**Task description:**
Could you reproduce the abstract below, on hv3005 gene deletion in lupus patients, word for word and in full?

**Passage provided:**
☆ ☆ ☆
Abstract

To investigate whether deletion of the Humhv3005 and the homologous VH3-30.3 (both share an identical amino acid sequence) genes is associated with susceptibility and/or certain clinical manifestations of systemic lupus erythematosus (SLE), DNA from 108 Korean SLE patients and 102 healthy subjects were analysed for the status of hv3005 gene by polymerase chain reaction-enzyme-linked immunosorbent assay. This method consists of amplification of selected germline VH3 genes with biotinylated primers, efficient capture of amplicons onto streptavidin-coated wells, and quantitative typing of bound VH3 gene with diagnostic oligonucleotides. We found that deletion of the hv3005 gene (including VH3-30.3) was more frequent in SLE patients than in healthy controls (26.9 versus 11.8%, P = 0.006, odds ratio 2.75). When clinical features were examined, patients with hv3005 deletion have a higher frequency of lupus nephritis (LN) (75.9 versus 44.3% for those without, P = 0.004), and higher activity index [median (range), 6 (2-14) versus 4 (1-16) for those without, P = 0.044] when biopsy-proven LN was studied. Collectively, our data suggest that deletion of the hv3005 and the 3-30.3 genes may predispose individual SLE patients to the development of LN.
☆ ☆ ☆
**Dataset:**
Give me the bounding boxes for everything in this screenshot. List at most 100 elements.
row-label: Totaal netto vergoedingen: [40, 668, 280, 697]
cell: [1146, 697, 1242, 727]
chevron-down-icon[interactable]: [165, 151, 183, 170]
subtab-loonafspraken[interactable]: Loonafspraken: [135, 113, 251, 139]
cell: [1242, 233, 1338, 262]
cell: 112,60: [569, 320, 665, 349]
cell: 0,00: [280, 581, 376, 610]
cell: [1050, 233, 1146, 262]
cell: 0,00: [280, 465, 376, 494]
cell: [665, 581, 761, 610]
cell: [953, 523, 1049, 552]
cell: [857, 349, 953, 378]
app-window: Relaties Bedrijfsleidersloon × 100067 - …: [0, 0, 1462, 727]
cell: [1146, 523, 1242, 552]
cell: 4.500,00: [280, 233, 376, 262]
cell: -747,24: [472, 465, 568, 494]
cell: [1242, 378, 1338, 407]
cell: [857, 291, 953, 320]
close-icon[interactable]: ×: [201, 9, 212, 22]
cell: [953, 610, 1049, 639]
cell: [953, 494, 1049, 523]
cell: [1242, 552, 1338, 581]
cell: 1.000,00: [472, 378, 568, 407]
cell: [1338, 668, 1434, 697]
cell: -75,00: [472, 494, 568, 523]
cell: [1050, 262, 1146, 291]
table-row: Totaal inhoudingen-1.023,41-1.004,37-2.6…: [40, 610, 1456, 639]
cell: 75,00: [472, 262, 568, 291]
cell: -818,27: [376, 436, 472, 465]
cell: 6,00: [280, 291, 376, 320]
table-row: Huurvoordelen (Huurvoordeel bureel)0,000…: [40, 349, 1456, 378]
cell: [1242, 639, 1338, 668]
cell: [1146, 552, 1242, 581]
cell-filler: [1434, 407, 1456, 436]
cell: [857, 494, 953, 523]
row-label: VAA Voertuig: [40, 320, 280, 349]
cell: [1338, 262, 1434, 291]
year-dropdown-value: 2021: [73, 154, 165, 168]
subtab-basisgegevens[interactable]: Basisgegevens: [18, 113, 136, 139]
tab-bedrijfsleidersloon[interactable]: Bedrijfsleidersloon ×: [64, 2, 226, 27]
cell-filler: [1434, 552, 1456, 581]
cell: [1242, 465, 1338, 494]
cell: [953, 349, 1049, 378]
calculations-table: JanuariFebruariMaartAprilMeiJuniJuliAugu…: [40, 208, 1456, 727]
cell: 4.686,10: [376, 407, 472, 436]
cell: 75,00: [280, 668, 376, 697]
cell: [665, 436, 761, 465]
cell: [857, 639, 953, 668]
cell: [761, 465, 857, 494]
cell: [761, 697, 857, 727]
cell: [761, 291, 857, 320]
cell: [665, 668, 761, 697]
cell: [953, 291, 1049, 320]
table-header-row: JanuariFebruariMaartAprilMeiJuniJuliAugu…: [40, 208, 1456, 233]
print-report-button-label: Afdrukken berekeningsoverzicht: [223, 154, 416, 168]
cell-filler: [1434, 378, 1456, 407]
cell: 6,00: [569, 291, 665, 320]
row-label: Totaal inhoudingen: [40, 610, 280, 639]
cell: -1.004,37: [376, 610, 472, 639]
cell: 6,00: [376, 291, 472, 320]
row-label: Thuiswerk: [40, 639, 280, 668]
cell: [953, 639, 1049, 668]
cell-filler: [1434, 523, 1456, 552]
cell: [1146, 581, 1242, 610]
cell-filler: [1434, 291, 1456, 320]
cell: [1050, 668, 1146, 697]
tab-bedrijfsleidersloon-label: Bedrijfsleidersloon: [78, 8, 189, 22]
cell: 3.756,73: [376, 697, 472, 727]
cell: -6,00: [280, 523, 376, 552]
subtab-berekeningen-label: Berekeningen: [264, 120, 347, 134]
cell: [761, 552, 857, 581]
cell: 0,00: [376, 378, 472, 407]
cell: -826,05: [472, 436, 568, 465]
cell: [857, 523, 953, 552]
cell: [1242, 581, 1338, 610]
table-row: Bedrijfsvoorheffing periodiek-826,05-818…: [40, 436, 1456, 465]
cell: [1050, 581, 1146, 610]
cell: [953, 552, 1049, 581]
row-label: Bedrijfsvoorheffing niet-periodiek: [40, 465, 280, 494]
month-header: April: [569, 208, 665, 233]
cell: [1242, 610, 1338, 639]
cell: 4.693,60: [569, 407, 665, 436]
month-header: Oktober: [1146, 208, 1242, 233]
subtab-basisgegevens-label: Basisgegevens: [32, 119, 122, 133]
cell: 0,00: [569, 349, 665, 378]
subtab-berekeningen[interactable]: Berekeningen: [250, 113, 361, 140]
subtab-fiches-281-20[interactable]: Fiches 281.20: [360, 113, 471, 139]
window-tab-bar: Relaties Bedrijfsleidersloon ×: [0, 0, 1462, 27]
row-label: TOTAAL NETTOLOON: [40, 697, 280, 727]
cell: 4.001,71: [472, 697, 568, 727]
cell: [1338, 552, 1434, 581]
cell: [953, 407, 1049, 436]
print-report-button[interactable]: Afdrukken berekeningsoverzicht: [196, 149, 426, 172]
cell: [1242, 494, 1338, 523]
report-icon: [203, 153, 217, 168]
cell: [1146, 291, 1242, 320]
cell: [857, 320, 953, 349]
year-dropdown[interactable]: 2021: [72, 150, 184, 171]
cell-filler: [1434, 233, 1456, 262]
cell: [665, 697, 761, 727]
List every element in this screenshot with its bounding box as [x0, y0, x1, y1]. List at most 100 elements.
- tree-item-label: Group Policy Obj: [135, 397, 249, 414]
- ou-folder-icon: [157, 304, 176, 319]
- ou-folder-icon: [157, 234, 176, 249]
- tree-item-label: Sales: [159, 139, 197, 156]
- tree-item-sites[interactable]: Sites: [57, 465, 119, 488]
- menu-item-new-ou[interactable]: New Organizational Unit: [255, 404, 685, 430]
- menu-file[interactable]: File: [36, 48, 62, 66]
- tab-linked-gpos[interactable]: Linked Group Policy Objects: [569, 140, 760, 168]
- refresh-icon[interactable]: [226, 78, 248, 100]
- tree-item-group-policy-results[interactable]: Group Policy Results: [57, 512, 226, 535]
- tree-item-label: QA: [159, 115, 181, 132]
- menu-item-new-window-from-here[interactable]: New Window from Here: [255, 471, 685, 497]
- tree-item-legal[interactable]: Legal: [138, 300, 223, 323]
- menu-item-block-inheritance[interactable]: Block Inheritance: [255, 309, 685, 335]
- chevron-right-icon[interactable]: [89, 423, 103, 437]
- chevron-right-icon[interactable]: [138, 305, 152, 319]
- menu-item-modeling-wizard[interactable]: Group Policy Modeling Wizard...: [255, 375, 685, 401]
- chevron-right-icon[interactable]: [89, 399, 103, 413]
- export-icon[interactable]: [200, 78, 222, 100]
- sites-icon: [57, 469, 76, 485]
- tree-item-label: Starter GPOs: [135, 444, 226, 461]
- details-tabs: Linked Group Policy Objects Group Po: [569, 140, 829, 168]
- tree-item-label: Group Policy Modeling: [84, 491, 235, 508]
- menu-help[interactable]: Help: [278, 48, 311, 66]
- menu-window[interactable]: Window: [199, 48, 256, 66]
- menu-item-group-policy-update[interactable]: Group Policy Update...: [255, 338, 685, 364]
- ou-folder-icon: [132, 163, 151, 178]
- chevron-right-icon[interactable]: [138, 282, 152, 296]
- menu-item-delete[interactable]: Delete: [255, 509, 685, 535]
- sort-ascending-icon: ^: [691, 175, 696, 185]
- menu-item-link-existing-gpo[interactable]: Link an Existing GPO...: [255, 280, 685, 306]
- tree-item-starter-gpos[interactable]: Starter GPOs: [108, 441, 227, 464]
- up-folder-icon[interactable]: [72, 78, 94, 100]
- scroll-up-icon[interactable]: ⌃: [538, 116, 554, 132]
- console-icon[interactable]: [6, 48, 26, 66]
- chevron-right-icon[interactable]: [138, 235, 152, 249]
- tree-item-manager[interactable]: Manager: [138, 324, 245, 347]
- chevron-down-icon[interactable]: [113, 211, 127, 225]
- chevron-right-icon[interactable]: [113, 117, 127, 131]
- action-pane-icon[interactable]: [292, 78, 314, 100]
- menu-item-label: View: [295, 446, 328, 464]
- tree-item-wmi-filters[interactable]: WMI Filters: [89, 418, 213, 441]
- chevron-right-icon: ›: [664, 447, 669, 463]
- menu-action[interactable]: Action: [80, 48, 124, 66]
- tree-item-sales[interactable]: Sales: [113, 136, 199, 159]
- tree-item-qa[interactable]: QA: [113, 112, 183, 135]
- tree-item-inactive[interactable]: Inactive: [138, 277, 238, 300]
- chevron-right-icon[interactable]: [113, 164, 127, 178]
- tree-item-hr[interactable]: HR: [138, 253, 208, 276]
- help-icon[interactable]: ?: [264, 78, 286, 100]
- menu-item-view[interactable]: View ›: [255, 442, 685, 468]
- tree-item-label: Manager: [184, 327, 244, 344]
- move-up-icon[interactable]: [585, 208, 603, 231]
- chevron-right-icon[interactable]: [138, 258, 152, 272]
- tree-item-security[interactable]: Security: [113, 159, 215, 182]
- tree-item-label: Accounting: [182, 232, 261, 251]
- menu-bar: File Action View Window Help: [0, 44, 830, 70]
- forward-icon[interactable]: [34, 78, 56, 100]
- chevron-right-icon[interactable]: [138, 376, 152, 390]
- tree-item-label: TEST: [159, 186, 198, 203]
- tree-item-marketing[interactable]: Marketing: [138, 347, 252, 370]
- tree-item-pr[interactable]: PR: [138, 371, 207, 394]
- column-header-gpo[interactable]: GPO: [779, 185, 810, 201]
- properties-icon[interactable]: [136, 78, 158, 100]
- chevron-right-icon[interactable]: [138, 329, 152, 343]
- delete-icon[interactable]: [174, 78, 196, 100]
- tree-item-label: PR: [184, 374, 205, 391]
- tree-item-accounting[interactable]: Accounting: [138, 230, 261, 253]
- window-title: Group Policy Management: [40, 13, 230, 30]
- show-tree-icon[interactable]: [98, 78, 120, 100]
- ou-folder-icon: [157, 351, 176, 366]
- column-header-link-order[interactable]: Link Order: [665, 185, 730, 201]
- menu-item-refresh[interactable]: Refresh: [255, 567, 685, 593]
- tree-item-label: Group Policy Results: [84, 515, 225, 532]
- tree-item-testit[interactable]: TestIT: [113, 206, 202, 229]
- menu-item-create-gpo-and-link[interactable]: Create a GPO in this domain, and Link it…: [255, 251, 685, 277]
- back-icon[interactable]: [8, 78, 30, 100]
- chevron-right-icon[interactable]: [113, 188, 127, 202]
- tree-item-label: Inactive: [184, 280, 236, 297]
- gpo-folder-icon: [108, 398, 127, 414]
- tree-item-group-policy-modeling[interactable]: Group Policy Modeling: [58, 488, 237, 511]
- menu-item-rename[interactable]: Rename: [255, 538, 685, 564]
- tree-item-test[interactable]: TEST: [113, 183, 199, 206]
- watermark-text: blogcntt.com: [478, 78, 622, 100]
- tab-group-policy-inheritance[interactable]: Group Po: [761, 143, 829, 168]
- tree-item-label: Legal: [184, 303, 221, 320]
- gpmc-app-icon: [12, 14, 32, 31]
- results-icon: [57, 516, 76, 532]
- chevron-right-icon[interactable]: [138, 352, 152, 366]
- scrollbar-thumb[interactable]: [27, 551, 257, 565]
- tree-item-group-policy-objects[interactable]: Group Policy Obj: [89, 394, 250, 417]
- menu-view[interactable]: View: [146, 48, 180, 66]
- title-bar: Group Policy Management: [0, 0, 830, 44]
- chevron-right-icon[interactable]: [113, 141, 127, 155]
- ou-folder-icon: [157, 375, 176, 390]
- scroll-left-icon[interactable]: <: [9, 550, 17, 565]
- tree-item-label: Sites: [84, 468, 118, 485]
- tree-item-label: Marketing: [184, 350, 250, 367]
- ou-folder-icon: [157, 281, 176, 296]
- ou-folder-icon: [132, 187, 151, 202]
☆ ☆ ☆
**Solution below:**
Abstract

To investigate whether deletion of the Humhv3005 and the homologous VH3-30.3 (both share an identical amino acid sequence) genes is associated with susceptibility and/or certain clinical manifestations of systemic lupus erythematosus (SLE), DNA from 108 Korean SLE patients and 102 healthy subjects were analysed for the status of hv3005 gene by polymerase chain reaction-enzyme-linked immunosorbent assay. This method consists of amplification of selected germline VH3 genes with biotinylated primers, efficient capture of amplicons onto streptavidin-coated wells, and quantitative typing of bound VH3 gene with diagnostic oligonucleotides. We found that deletion of the hv3005 gene (including VH3-30.3) was more frequent in SLE patients than in healthy controls (26.9 versus 11.8%, P = 0.006, odds ratio 2.75). When clinical features were examined, patients with hv3005 deletion have a higher frequency of lupus nephritis (LN) (75.9 versus 44.3% for those without, P = 0.004), and higher activity index [median (range), 6 (2-14) versus 4 (1-16) for those without, P = 0.044] when biopsy-proven LN was studied. Collectively, our data suggest that deletion of the hv3005 and the 3-30.3 genes may predispose individual SLE patients to the development of LN.